• [PAGE TEXT]
-- start --

A metallic fill material can be deposited in remaining volumes of the contact via cavities 85, the layer-contact backside openings 81, and the at least one source-contact backside opening 5. The metallic fill material may comprise a metal, such as W, Co, Ru, Mo, Ti, Ta, Cu, or combinations thereof. The metallic fill material may be conformally deposited by a conformal deposition process.

A planarization process, such as CMP and/or a recess etch can be performed to recess portions of the metallic fill material and the metallic barrier liner layer (if present) that are located over the backside surface of the at least one backside dielectric layer 17. Each remaining portion of the metallic fill material and the metallic barrier liner layer (if present) located in a combination of a contact via cavity 85 and a layer-contact via opening 81 constitutes a layer contact via structure 86, which may be a word line contact via structure. A remaining portion of the metallic fill material and the metallic barrier liner layer (if present) located in a source-contact backside opening 5 constitutes a source contact via structure 6.

Each layer contact via structure 86 vertically extends through a respective subset of the electrically conductive layers 46. The respective subset of the electrically conductive layers 46 includes at least the bottommost electrically conductive layer 46 and may optionally include additional electrically conductive layers 46. The total number of the electrically conductive layers within the respective subset of the electrically conductive layers 46 may be less than the total number of the electrically conductive layers 46 within the alternating stack (32, 46) except for the case in which the layer contact via structure 86 directly contacts the topmost electrically conductive layer 46 within the alternating stack (32, 46). Generally, the topmost electrically conductive layer within any subset of the electrically conductive layers 46 includes N consecutive electrically conductive layers 46 including the bottommost electrically conductive layer.

In one embodiment, each layer contact via structure 86 comprises a respective optional metallic barrier liner 86B in direct contact with the segment of the top surface of a respective topmost electrically conductive layer 46 within the respective subset of the electrically conductive layers 46 and respective metallic fill material portion 86F that is laterally surrounded by the respective metallic barrier liner 86B (if present). If the metallic barrier liner 86B is present, the respective metallic fill material portion 86F comprises a horizontally-extending plate portion that is spaced from a surface (e.g., sidewall surface) of the respective topmost electrically conductive layer 46 by a horizontally-extending portion of the metallic barrier liner 86B. Each metallic barrier liner 86B may be in direct contact with a segment of a surface (e.g., sidewall surface) of a respective topmost electrically conductive layer 46 within a respective subset of the electrically conductive layers 46 through which the metallic barrier liner 86B vertically extends. Alternatively, if the metallic barrier liner 86B is omitted, then each metallic fill material portion 86F may be in direct contact with a segment of a surface (e.g., sidewall surface in the second embodiment) of a respective topmost electrically conductive layer 46 within a respective subset of the electrically conductive layers 46 through which the metallic fill material portion 86F vertically extends.

-- end --

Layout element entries
-- start --

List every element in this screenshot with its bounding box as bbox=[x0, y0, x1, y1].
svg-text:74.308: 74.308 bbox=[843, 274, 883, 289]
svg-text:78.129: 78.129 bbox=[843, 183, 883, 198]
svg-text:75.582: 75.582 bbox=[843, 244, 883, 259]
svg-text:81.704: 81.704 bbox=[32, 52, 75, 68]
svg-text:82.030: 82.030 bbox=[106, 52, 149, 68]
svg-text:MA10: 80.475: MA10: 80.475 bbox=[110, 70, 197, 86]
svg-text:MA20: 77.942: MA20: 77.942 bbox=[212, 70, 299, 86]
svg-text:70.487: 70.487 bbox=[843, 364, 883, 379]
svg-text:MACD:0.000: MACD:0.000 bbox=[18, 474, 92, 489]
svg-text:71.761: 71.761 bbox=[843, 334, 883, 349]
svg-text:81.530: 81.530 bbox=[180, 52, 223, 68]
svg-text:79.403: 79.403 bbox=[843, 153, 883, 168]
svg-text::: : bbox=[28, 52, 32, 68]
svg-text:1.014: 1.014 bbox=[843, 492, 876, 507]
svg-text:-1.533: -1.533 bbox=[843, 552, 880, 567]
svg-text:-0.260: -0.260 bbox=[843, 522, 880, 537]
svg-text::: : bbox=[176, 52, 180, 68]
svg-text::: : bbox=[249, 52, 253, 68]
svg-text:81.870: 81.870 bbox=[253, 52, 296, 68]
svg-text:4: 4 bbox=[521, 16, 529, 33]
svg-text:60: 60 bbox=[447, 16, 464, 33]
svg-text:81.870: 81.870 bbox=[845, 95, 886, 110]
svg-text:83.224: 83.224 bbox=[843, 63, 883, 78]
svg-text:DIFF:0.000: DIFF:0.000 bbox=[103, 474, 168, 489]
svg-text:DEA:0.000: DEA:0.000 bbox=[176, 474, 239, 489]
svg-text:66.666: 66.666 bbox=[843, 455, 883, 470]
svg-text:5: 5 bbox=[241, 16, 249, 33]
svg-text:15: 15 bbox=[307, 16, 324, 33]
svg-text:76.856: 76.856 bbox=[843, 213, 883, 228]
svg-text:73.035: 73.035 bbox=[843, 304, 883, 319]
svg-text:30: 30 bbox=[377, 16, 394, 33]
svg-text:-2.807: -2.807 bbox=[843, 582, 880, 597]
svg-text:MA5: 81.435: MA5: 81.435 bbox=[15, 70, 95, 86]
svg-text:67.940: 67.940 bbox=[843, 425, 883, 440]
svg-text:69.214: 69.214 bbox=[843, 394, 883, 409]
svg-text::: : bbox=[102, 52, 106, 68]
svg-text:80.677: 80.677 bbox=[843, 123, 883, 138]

-- end --

• [EXERCISE DESCRIPTION]
Could you retype the contact via text from "A planarization process, such" up to and including "via structure 6.", with no changes? None of the rows is needed.

• [RESPONSE BELOW]
A planarization process, such as CMP and/or a recess etch can be performed to recess portions of the metallic fill material and the metallic barrier liner layer (if present) that are located over the backside surface of the at least one backside dielectric layer 17. Each remaining portion of the metallic fill material and the metallic barrier liner layer (if present) located in a combination of a contact via cavity 85 and a layer-contact via opening 81 constitutes a layer contact via structure 86, which may be a word line contact via structure. A remaining portion of the metallic fill material and the metallic barrier liner layer (if present) located in a source-contact backside opening 5 constitutes a source contact via structure 6.